## START ITEMS

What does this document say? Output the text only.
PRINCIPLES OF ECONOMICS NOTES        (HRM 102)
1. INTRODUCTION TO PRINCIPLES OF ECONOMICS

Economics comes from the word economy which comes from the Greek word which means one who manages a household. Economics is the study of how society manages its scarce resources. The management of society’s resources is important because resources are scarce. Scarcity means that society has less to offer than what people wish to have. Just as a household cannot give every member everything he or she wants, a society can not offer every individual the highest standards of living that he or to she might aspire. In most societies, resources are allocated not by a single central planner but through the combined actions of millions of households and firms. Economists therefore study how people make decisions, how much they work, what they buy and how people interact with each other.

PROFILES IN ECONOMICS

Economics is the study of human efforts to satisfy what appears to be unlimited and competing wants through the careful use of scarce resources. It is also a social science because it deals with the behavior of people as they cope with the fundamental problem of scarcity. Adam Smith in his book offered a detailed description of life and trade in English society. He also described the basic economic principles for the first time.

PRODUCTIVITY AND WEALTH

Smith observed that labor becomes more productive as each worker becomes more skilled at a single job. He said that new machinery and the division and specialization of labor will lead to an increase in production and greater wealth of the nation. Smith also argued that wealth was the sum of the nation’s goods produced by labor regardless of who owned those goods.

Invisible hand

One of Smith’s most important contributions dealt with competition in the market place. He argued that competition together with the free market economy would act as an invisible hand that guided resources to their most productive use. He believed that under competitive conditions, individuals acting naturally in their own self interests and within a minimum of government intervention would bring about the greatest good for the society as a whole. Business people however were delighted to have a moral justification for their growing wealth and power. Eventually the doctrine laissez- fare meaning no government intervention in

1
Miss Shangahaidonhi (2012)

## END ITEMS

REQUIRED WORK: Each line above is to be repeated exactly.

RESULT FOR THIS EXERCISE:
What does this document say? Output the text only.
PRINCIPLES OF ECONOMICS NOTES        (HRM 102)
1. INTRODUCTION TO PRINCIPLES OF ECONOMICS

Economics comes from the word economy which comes from the Greek word which means one who manages a household. Economics is the study of how society manages its scarce resources. The management of society’s resources is important because resources are scarce. Scarcity means that society has less to offer than what people wish to have. Just as a household cannot give every member everything he or she wants, a society can not offer every individual the highest standards of living that he or to she might aspire. In most societies, resources are allocated not by a single central planner but through the combined actions of millions of households and firms. Economists therefore study how people make decisions, how much they work, what they buy and how people interact with each other.

PROFILES IN ECONOMICS

Economics is the study of human efforts to satisfy what appears to be unlimited and competing wants through the careful use of scarce resources. It is also a social science because it deals with the behavior of people as they cope with the fundamental problem of scarcity. Adam Smith in his book offered a detailed description of life and trade in English society. He also described the basic economic principles for the first time.

PRODUCTIVITY AND WEALTH

Smith observed that labor becomes more productive as each worker becomes more skilled at a single job. He said that new machinery and the division and specialization of labor will lead to an increase in production and greater wealth of the nation. Smith also argued that wealth was the sum of the nation’s goods produced by labor regardless of who owned those goods.

Invisible hand

One of Smith’s most important contributions dealt with competition in the market place. He argued that competition together with the free market economy would act as an invisible hand that guided resources to their most productive use. He believed that under competitive conditions, individuals acting naturally in their own self interests and within a minimum of government intervention would bring about the greatest good for the society as a whole. Business people however were delighted to have a moral justification for their growing wealth and power. Eventually the doctrine laissez- fare meaning no government intervention in

1
Miss Shangahaidonhi (2012)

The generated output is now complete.